G. Richard Huguenin

United States

1937-2012


Obituary:

G. Richard Huguenin was born Nov. 6, 1937, in East Stroudsburg, Penn. He received a Bachelor of Science degree in Physics from the Massachusetts Institute of Technology in 1959 and a Doctor of Philosophy degree in Astronomy from Harvard University in 1963. He held a research position at Harvard University from 1963 to 1968, and a faculty position at the University of Massachusetts Amherst from 1968 to 1982. Throughout his career Dr. Huguenin authored numerous professional and technical publications, and received several professional honors, including the Bart J. Bok Prize, a Distinguished Visiting Professorship at Sweden's Chalmers University of Technology, an honorary Doctor of Science degree from the University of Massachusetts, and a Senior Fellow of the Institute of Electrical and Electronics Engineers.

Huguenin realized early in his career that new scientific results in radio astronomy flowed from the development of innovative instrumentation. He built a team for this purpose at the Harvard College Observatory, where he directed Harvard's Space Radio Astronomy program that studied rapid time variations in the radio emission from solar flares. This equipment turned out to be perfect for observing pulsars, which had been discovered in 1967 at Cambridge University in the UK, and Huguenin and his co-workers made the first American discoveries of pulsars (the rapidly rotating remnants of collapsed stars). In 1968 he moved his team to the University of Massachusetts.

• WRITTEN TASK A
Return the passage of the Huguenin obituary from "United States" to "and Electronics Engineers." word for word.

Element and coordinate records

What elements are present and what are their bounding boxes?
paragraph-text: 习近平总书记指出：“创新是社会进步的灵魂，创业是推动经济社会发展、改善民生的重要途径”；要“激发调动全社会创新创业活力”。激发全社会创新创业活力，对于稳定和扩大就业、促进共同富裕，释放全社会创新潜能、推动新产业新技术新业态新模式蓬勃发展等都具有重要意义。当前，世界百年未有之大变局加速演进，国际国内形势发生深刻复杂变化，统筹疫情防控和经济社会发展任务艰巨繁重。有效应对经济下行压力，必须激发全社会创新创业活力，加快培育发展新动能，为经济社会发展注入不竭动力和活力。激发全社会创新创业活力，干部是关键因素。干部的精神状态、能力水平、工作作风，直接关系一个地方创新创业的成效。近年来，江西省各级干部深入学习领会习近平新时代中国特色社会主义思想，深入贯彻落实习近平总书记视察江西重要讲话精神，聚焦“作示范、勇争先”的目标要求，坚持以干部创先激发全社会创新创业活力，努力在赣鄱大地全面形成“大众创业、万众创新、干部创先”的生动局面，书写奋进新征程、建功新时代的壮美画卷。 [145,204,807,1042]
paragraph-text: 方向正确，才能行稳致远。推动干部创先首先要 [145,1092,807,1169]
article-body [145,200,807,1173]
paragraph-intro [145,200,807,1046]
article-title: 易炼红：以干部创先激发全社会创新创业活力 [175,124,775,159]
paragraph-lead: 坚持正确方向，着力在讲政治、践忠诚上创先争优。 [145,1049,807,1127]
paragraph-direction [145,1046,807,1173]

• WRITTEN TASK B
Retype every line of the listing above unchanged.

• WRITTEN ANSWER A
United States

1937-2012


Obituary:

G. Richard Huguenin was born Nov. 6, 1937, in East Stroudsburg, Penn. He received a Bachelor of Science degree in Physics from the Massachusetts Institute of Technology in 1959 and a Doctor of Philosophy degree in Astronomy from Harvard University in 1963. He held a research position at Harvard University from 1963 to 1968, and a faculty position at the University of Massachusetts Amherst from 1968 to 1982. Throughout his career Dr. Huguenin authored numerous professional and technical publications, and received several professional honors, including the Bart J. Bok Prize, a Distinguished Visiting Professorship at Sweden's Chalmers University of Technology, an honorary Doctor of Science degree from the University of Massachusetts, and a Senior Fellow of the Institute of Electrical and Electronics Engineers.

• WRITTEN ANSWER B
What elements are present and what are their bounding boxes?
paragraph-text: 习近平总书记指出：“创新是社会进步的灵魂，创业是推动经济社会发展、改善民生的重要途径”；要“激发调动全社会创新创业活力”。激发全社会创新创业活力，对于稳定和扩大就业、促进共同富裕，释放全社会创新潜能、推动新产业新技术新业态新模式蓬勃发展等都具有重要意义。当前，世界百年未有之大变局加速演进，国际国内形势发生深刻复杂变化，统筹疫情防控和经济社会发展任务艰巨繁重。有效应对经济下行压力，必须激发全社会创新创业活力，加快培育发展新动能，为经济社会发展注入不竭动力和活力。激发全社会创新创业活力，干部是关键因素。干部的精神状态、能力水平、工作作风，直接关系一个地方创新创业的成效。近年来，江西省各级干部深入学习领会习近平新时代中国特色社会主义思想，深入贯彻落实习近平总书记视察江西重要讲话精神，聚焦“作示范、勇争先”的目标要求，坚持以干部创先激发全社会创新创业活力，努力在赣鄱大地全面形成“大众创业、万众创新、干部创先”的生动局面，书写奋进新征程、建功新时代的壮美画卷。 [145,204,807,1042]
paragraph-text: 方向正确，才能行稳致远。推动干部创先首先要 [145,1092,807,1169]
article-body [145,200,807,1173]
paragraph-intro [145,200,807,1046]
article-title: 易炼红：以干部创先激发全社会创新创业活力 [175,124,775,159]
paragraph-lead: 坚持正确方向，着力在讲政治、践忠诚上创先争优。 [145,1049,807,1127]
paragraph-direction [145,1046,807,1173]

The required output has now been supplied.